What you need to do |
Your task is to copy the material exactly.

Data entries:
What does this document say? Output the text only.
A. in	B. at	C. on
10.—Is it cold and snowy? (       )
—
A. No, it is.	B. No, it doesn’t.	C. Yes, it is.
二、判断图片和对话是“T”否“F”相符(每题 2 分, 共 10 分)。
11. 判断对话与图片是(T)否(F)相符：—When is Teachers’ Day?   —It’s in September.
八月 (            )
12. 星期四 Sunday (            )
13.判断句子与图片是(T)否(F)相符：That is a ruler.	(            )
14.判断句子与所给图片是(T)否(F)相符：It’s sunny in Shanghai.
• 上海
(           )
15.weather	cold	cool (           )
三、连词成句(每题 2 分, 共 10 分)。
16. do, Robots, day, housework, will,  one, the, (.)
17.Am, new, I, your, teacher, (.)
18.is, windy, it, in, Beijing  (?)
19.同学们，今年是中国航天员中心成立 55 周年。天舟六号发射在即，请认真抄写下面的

Correct answer |
What does this document say? Output the text only.
A. in	B. at	C. on
10.—Is it cold and snowy? (       )
—
A. No, it is.	B. No, it doesn’t.	C. Yes, it is.
二、判断图片和对话是“T”否“F”相符(每题 2 分, 共 10 分)。
11. 判断对话与图片是(T)否(F)相符：—When is Teachers’ Day?   —It’s in September.
八月 (            )
12. 星期四 Sunday (            )
13.判断句子与图片是(T)否(F)相符：That is a ruler.	(            )
14.判断句子与所给图片是(T)否(F)相符：It’s sunny in Shanghai.
• 上海
(           )
15.weather	cold	cool (           )
三、连词成句(每题 2 分, 共 10 分)。
16. do, Robots, day, housework, will,  one, the, (.)
17.Am, new, I, your, teacher, (.)
18.is, windy, it, in, Beijing  (?)
19.同学们，今年是中国航天员中心成立 55 周年。天舟六号发射在即，请认真抄写下面的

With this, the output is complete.